Entries taken from a collection
________________

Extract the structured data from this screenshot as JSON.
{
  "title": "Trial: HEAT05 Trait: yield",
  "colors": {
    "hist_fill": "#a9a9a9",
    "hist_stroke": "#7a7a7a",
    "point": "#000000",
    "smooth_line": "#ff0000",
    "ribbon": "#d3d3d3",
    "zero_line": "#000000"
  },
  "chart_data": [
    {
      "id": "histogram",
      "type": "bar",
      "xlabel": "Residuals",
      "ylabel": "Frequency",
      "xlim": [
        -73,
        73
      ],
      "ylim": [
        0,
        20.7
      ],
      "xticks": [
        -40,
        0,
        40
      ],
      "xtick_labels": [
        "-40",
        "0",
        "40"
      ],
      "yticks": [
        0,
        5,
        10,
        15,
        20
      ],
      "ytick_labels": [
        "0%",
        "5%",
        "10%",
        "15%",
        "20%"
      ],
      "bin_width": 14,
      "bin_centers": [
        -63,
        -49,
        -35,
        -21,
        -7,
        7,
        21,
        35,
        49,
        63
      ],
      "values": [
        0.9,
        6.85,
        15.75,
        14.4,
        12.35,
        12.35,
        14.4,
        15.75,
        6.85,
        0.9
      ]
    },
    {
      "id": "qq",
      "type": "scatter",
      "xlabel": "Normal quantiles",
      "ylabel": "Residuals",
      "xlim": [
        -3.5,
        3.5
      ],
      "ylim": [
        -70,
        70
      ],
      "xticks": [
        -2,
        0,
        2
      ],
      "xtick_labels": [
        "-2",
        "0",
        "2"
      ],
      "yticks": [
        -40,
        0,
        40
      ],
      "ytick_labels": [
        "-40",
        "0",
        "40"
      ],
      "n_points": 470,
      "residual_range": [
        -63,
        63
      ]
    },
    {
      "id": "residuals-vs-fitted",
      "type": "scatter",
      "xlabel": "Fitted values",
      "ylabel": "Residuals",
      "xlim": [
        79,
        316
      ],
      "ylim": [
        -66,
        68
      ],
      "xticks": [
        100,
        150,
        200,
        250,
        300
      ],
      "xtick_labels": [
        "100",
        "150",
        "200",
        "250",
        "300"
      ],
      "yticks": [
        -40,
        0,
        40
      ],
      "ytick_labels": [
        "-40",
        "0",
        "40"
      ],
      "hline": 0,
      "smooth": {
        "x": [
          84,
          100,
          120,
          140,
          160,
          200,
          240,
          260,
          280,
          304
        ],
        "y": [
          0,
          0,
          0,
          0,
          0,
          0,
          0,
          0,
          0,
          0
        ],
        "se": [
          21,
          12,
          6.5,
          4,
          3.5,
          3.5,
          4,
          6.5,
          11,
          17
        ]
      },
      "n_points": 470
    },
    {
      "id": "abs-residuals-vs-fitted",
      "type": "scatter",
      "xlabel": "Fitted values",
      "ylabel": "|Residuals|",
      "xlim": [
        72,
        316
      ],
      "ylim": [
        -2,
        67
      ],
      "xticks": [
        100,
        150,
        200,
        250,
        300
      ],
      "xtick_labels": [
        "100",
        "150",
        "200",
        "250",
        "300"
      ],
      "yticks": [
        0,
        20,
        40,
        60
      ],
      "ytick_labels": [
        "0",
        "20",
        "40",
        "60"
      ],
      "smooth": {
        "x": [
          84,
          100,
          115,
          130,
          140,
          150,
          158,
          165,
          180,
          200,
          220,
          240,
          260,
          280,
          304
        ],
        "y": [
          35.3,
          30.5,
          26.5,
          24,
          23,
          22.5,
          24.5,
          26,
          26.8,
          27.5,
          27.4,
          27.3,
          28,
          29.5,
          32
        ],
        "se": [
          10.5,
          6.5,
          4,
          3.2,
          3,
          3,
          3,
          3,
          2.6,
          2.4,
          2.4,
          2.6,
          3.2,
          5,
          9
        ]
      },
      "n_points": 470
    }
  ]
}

________________

→ **PROMPT**
Please restate the data word for word, every record included.

→ **COMPLETED TASK**
Extract the structured data from this screenshot as JSON.
{
  "title": "Trial: HEAT05 Trait: yield",
  "colors": {
    "hist_fill": "#a9a9a9",
    "hist_stroke": "#7a7a7a",
    "point": "#000000",
    "smooth_line": "#ff0000",
    "ribbon": "#d3d3d3",
    "zero_line": "#000000"
  },
  "chart_data": [
    {
      "id": "histogram",
      "type": "bar",
      "xlabel": "Residuals",
      "ylabel": "Frequency",
      "xlim": [
        -73,
        73
      ],
      "ylim": [
        0,
        20.7
      ],
      "xticks": [
        -40,
        0,
        40
      ],
      "xtick_labels": [
        "-40",
        "0",
        "40"
      ],
      "yticks": [
        0,
        5,
        10,
        15,
        20
      ],
      "ytick_labels": [
        "0%",
        "5%",
        "10%",
        "15%",
        "20%"
      ],
      "bin_width": 14,
      "bin_centers": [
        -63,
        -49,
        -35,
        -21,
        -7,
        7,
        21,
        35,
        49,
        63
      ],
      "values": [
        0.9,
        6.85,
        15.75,
        14.4,
        12.35,
        12.35,
        14.4,
        15.75,
        6.85,
        0.9
      ]
    },
    {
      "id": "qq",
      "type": "scatter",
      "xlabel": "Normal quantiles",
      "ylabel": "Residuals",
      "xlim": [
        -3.5,
        3.5
      ],
      "ylim": [
        -70,
        70
      ],
      "xticks": [
        -2,
        0,
        2
      ],
      "xtick_labels": [
        "-2",
        "0",
        "2"
      ],
      "yticks": [
        -40,
        0,
        40
      ],
      "ytick_labels": [
        "-40",
        "0",
        "40"
      ],
      "n_points": 470,
      "residual_range": [
        -63,
        63
      ]
    },
    {
      "id": "residuals-vs-fitted",
      "type": "scatter",
      "xlabel": "Fitted values",
      "ylabel": "Residuals",
      "xlim": [
        79,
        316
      ],
      "ylim": [
        -66,
        68
      ],
      "xticks": [
        100,
        150,
        200,
        250,
        300
      ],
      "xtick_labels": [
        "100",
        "150",
        "200",
        "250",
        "300"
      ],
      "yticks": [
        -40,
        0,
        40
      ],
      "ytick_labels": [
        "-40",
        "0",
        "40"
      ],
      "hline": 0,
      "smooth": {
        "x": [
          84,
          100,
          120,
          140,
          160,
          200,
          240,
          260,
          280,
          304
        ],
        "y": [
          0,
          0,
          0,
          0,
          0,
          0,
          0,
          0,
          0,
          0
        ],
        "se": [
          21,
          12,
          6.5,
          4,
          3.5,
          3.5,
          4,
          6.5,
          11,
          17
        ]
      },
      "n_points": 470
    },
    {
      "id": "abs-residuals-vs-fitted",
      "type": "scatter",
      "xlabel": "Fitted values",
      "ylabel": "|Residuals|",
      "xlim": [
        72,
        316
      ],
      "ylim": [
        -2,
        67
      ],
      "xticks": [
        100,
        150,
        200,
        250,
        300
      ],
      "xtick_labels": [
        "100",
        "150",
        "200",
        "250",
        "300"
      ],
      "yticks": [
        0,
        20,
        40,
        60
      ],
      "ytick_labels": [
        "0",
        "20",
        "40",
        "60"
      ],
      "smooth": {
        "x": [
          84,
          100,
          115,
          130,
          140,
          150,
          158,
          165,
          180,
          200,
          220,
          240,
          260,
          280,
          304
        ],
        "y": [
          35.3,
          30.5,
          26.5,
          24,
          23,
          22.5,
          24.5,
          26,
          26.8,
          27.5,
          27.4,
          27.3,
          28,
          29.5,
          32
        ],
        "se": [
          10.5,
          6.5,
          4,
          3.2,
          3,
          3,
          3,
          3,
          2.6,
          2.4,
          2.4,
          2.6,
          3.2,
          5,
          9
        ]
      },
      "n_points": 470
    }
  ]
}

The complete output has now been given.